- PROBLEM REQUIREMENTS
From the data that follows, copy every line holding the string "ylabel".

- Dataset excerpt

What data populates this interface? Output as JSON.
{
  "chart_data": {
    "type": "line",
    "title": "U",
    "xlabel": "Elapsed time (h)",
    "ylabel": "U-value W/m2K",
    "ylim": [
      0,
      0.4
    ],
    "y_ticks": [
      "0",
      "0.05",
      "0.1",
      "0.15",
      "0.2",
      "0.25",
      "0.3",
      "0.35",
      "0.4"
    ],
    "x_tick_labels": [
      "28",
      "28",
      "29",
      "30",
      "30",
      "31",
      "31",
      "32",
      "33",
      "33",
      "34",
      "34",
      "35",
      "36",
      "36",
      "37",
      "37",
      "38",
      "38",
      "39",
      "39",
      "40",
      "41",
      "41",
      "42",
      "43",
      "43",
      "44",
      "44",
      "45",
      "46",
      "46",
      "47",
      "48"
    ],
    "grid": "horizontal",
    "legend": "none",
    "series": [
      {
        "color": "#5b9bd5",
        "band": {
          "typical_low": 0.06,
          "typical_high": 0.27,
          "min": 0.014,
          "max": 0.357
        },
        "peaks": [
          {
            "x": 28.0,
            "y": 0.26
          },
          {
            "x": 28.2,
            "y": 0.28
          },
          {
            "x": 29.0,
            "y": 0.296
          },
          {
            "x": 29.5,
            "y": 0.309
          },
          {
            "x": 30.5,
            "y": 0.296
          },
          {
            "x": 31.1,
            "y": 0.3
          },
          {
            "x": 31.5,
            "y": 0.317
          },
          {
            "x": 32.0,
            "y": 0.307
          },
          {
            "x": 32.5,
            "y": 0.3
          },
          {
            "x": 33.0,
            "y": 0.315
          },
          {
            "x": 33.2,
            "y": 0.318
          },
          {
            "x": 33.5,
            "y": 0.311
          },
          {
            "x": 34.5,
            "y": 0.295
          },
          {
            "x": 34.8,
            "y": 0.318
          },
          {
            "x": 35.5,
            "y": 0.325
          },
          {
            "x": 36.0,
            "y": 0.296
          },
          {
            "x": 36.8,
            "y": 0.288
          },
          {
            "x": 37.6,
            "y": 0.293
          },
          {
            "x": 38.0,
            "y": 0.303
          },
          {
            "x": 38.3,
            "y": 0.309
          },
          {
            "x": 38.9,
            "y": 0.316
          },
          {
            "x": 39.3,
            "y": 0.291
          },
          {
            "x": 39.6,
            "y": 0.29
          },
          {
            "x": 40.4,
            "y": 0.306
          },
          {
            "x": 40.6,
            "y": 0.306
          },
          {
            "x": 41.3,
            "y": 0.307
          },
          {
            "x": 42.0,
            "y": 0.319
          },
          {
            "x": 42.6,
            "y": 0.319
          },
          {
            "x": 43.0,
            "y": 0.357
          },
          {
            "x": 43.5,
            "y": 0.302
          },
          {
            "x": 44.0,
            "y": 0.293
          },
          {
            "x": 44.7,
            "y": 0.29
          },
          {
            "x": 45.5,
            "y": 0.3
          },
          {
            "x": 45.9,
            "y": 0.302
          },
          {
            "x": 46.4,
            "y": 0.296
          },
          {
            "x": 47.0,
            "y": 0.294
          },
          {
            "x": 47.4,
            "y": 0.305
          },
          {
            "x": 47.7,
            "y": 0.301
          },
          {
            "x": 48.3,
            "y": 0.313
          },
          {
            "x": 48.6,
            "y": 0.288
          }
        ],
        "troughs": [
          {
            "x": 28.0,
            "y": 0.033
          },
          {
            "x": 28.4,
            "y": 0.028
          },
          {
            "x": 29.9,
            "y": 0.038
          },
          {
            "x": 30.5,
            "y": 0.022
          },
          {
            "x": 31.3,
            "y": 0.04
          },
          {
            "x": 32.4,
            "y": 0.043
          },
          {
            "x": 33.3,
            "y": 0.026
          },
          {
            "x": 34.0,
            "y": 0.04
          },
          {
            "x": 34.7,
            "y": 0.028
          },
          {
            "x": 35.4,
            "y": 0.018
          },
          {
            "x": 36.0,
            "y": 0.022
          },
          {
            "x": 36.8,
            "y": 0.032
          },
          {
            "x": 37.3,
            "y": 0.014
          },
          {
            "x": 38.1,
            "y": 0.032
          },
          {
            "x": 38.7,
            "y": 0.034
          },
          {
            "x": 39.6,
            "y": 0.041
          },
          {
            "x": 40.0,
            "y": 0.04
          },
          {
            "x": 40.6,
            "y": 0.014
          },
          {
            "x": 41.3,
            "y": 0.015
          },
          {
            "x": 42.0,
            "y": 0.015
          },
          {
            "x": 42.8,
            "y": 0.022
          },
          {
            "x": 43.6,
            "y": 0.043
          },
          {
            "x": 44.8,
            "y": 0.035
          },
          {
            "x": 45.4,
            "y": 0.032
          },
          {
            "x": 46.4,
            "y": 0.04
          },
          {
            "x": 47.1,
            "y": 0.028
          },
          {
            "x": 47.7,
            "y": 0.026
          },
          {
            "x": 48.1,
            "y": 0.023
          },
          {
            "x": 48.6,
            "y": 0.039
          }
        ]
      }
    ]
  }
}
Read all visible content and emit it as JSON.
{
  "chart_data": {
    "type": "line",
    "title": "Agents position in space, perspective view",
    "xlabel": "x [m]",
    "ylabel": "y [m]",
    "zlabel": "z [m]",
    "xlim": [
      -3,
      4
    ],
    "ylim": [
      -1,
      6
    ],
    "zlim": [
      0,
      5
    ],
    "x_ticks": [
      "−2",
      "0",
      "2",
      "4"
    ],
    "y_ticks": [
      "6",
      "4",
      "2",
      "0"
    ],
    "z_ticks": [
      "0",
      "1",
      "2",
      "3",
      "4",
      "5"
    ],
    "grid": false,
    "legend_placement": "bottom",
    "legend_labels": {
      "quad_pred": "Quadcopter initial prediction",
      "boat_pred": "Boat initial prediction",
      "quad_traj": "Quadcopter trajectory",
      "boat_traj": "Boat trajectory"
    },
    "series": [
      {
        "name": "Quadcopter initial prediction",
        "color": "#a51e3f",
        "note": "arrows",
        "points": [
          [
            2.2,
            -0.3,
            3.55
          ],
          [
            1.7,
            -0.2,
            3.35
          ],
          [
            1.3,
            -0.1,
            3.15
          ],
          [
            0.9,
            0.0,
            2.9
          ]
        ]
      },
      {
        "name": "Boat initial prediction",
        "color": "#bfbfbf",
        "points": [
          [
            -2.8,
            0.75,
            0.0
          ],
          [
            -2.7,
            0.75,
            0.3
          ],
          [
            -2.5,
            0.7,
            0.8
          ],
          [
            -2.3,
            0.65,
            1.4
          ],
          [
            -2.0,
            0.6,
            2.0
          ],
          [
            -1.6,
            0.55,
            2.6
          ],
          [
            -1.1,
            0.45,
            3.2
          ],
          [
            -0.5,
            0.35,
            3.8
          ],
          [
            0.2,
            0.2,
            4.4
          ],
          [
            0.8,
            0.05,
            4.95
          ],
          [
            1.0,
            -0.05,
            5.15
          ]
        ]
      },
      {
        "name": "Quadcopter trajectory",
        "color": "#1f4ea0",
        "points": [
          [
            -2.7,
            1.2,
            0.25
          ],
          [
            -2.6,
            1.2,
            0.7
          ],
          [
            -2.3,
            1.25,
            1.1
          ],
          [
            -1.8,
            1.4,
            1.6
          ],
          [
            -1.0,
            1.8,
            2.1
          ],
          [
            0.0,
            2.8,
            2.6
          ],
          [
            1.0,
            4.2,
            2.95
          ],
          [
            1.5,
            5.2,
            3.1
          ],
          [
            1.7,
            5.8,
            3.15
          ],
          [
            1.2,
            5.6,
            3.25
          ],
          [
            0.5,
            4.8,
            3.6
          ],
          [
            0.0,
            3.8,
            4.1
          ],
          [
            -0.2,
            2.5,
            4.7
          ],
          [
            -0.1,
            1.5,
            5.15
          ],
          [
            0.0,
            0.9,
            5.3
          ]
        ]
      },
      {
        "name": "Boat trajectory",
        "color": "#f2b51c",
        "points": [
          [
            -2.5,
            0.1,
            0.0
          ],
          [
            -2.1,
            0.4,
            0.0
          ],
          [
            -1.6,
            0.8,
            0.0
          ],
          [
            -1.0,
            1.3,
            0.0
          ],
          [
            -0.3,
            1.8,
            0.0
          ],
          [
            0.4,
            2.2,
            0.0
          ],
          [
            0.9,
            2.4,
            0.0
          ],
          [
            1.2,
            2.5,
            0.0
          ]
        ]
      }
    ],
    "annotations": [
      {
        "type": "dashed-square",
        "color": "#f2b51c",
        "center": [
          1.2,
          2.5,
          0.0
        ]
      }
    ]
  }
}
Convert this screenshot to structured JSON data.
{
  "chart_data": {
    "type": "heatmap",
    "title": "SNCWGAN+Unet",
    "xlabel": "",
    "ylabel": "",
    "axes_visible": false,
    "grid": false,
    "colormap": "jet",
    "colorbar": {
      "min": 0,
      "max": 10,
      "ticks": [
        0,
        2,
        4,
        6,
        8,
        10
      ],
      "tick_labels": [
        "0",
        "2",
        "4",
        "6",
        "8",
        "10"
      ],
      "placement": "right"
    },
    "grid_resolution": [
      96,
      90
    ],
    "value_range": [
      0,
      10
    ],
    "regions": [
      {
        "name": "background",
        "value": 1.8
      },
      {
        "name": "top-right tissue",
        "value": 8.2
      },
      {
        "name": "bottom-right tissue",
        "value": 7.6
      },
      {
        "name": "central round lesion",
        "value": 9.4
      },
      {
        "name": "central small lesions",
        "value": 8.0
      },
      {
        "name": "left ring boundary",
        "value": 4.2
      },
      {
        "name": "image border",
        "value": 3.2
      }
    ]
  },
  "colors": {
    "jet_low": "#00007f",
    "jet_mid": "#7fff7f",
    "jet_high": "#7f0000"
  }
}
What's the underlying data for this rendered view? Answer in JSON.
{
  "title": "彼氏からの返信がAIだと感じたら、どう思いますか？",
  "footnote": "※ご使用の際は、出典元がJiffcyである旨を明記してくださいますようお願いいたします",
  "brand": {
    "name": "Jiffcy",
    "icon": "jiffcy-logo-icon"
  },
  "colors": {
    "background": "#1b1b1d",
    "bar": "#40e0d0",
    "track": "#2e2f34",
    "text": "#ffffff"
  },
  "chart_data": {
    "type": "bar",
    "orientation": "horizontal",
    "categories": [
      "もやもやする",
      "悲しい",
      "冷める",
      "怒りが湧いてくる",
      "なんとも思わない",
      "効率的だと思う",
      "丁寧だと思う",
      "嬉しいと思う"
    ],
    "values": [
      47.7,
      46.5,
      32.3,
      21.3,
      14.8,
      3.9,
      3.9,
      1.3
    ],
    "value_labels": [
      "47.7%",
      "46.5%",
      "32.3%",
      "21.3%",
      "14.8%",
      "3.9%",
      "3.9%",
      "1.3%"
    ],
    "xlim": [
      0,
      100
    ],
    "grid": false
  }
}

- RESPONSE BELOW
    "ylabel": "U-value W/m2K",
    "ylabel": "y [m]",
    "ylabel": "",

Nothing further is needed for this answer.